## DIRECTIVE
Type every record exactly as it appears.

## DATASET CONTENT
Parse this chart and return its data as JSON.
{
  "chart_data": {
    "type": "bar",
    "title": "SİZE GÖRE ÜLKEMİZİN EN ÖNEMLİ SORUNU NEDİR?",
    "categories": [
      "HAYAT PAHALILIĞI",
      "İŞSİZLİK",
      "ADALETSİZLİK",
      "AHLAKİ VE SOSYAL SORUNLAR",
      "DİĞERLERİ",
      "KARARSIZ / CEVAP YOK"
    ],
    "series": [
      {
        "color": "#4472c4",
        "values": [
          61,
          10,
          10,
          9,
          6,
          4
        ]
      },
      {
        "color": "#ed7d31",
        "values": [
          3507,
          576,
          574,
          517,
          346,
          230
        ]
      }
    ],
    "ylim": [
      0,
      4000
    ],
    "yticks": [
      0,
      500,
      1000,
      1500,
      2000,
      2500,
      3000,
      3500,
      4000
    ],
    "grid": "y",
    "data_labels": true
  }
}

## SOLUTION TO THE EXERCISE
Parse this chart and return its data as JSON.
{
  "chart_data": {
    "type": "bar",
    "title": "SİZE GÖRE ÜLKEMİZİN EN ÖNEMLİ SORUNU NEDİR?",
    "categories": [
      "HAYAT PAHALILIĞI",
      "İŞSİZLİK",
      "ADALETSİZLİK",
      "AHLAKİ VE SOSYAL SORUNLAR",
      "DİĞERLERİ",
      "KARARSIZ / CEVAP YOK"
    ],
    "series": [
      {
        "color": "#4472c4",
        "values": [
          61,
          10,
          10,
          9,
          6,
          4
        ]
      },
      {
        "color": "#ed7d31",
        "values": [
          3507,
          576,
          574,
          517,
          346,
          230
        ]
      }
    ],
    "ylim": [
      0,
      4000
    ],
    "yticks": [
      0,
      500,
      1000,
      1500,
      2000,
      2500,
      3000,
      3500,
      4000
    ],
    "grid": "y",
    "data_labels": true
  }
}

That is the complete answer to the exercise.